> [Material for this exercise]
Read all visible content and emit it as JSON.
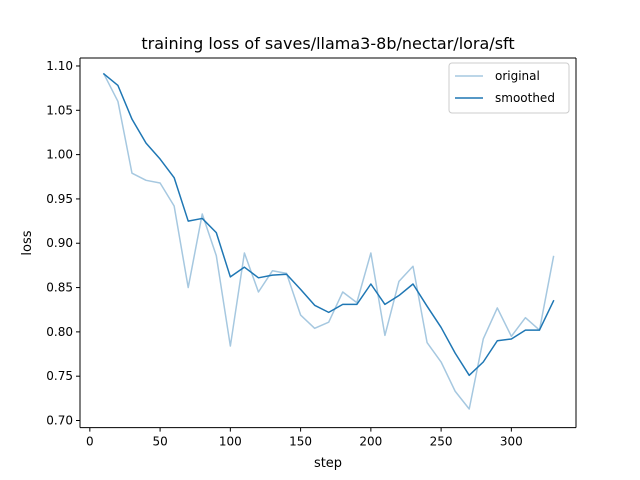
{
  "chart_data": {
    "type": "line",
    "title": "training loss of saves/llama3-8b/nectar/lora/sft",
    "xlabel": "step",
    "ylabel": "loss",
    "xlim": [
      -7,
      346
    ],
    "ylim": [
      0.692,
      1.109
    ],
    "x_ticks": [
      0,
      50,
      100,
      150,
      200,
      250,
      300
    ],
    "y_ticks": [
      0.7,
      0.75,
      0.8,
      0.85,
      0.9,
      0.95,
      1.0,
      1.05,
      1.1
    ],
    "x_tick_labels": [
      "0",
      "50",
      "100",
      "150",
      "200",
      "250",
      "300"
    ],
    "y_tick_labels": [
      "0.70",
      "0.75",
      "0.80",
      "0.85",
      "0.90",
      "0.95",
      "1.00",
      "1.05",
      "1.10"
    ],
    "grid": false,
    "legend_position": "top-right",
    "x": [
      10,
      20,
      30,
      40,
      50,
      60,
      70,
      80,
      90,
      100,
      110,
      120,
      130,
      140,
      150,
      160,
      170,
      180,
      190,
      200,
      210,
      220,
      230,
      240,
      250,
      260,
      270,
      280,
      290,
      300,
      310,
      320,
      330
    ],
    "series": [
      {
        "name": "original",
        "color": "#a6c8e0",
        "values": [
          1.091,
          1.06,
          0.979,
          0.971,
          0.968,
          0.942,
          0.85,
          0.933,
          0.886,
          0.784,
          0.889,
          0.845,
          0.869,
          0.866,
          0.819,
          0.804,
          0.811,
          0.845,
          0.833,
          0.889,
          0.796,
          0.857,
          0.874,
          0.788,
          0.766,
          0.733,
          0.713,
          0.792,
          0.827,
          0.795,
          0.816,
          0.802,
          0.885
        ]
      },
      {
        "name": "smoothed",
        "color": "#1f77b4",
        "values": [
          1.091,
          1.078,
          1.04,
          1.013,
          0.995,
          0.974,
          0.925,
          0.928,
          0.912,
          0.862,
          0.873,
          0.861,
          0.864,
          0.865,
          0.848,
          0.83,
          0.822,
          0.831,
          0.831,
          0.854,
          0.831,
          0.841,
          0.854,
          0.829,
          0.805,
          0.776,
          0.751,
          0.766,
          0.79,
          0.792,
          0.802,
          0.802,
          0.835
        ]
      }
    ]
  }
}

> [What the task asks]
Without the pictures, retype the whole of the material above exactly.

> [Reply]
Read all visible content and emit it as JSON.
{
  "chart_data": {
    "type": "line",
    "title": "training loss of saves/llama3-8b/nectar/lora/sft",
    "xlabel": "step",
    "ylabel": "loss",
    "xlim": [
      -7,
      346
    ],
    "ylim": [
      0.692,
      1.109
    ],
    "x_ticks": [
      0,
      50,
      100,
      150,
      200,
      250,
      300
    ],
    "y_ticks": [
      0.7,
      0.75,
      0.8,
      0.85,
      0.9,
      0.95,
      1.0,
      1.05,
      1.1
    ],
    "x_tick_labels": [
      "0",
      "50",
      "100",
      "150",
      "200",
      "250",
      "300"
    ],
    "y_tick_labels": [
      "0.70",
      "0.75",
      "0.80",
      "0.85",
      "0.90",
      "0.95",
      "1.00",
      "1.05",
      "1.10"
    ],
    "grid": false,
    "legend_position": "top-right",
    "x": [
      10,
      20,
      30,
      40,
      50,
      60,
      70,
      80,
      90,
      100,
      110,
      120,
      130,
      140,
      150,
      160,
      170,
      180,
      190,
      200,
      210,
      220,
      230,
      240,
      250,
      260,
      270,
      280,
      290,
      300,
      310,
      320,
      330
    ],
    "series": [
      {
        "name": "original",
        "color": "#a6c8e0",
        "values": [
          1.091,
          1.06,
          0.979,
          0.971,
          0.968,
          0.942,
          0.85,
          0.933,
          0.886,
          0.784,
          0.889,
          0.845,
          0.869,
          0.866,
          0.819,
          0.804,
          0.811,
          0.845,
          0.833,
          0.889,
          0.796,
          0.857,
          0.874,
          0.788,
          0.766,
          0.733,
          0.713,
          0.792,
          0.827,
          0.795,
          0.816,
          0.802,
          0.885
        ]
      },
      {
        "name": "smoothed",
        "color": "#1f77b4",
        "values": [
          1.091,
          1.078,
          1.04,
          1.013,
          0.995,
          0.974,
          0.925,
          0.928,
          0.912,
          0.862,
          0.873,
          0.861,
          0.864,
          0.865,
          0.848,
          0.83,
          0.822,
          0.831,
          0.831,
          0.854,
          0.831,
          0.841,
          0.854,
          0.829,
          0.805,
          0.776,
          0.751,
          0.766,
          0.79,
          0.792,
          0.802,
          0.802,
          0.835
        ]
      }
    ]
  }
}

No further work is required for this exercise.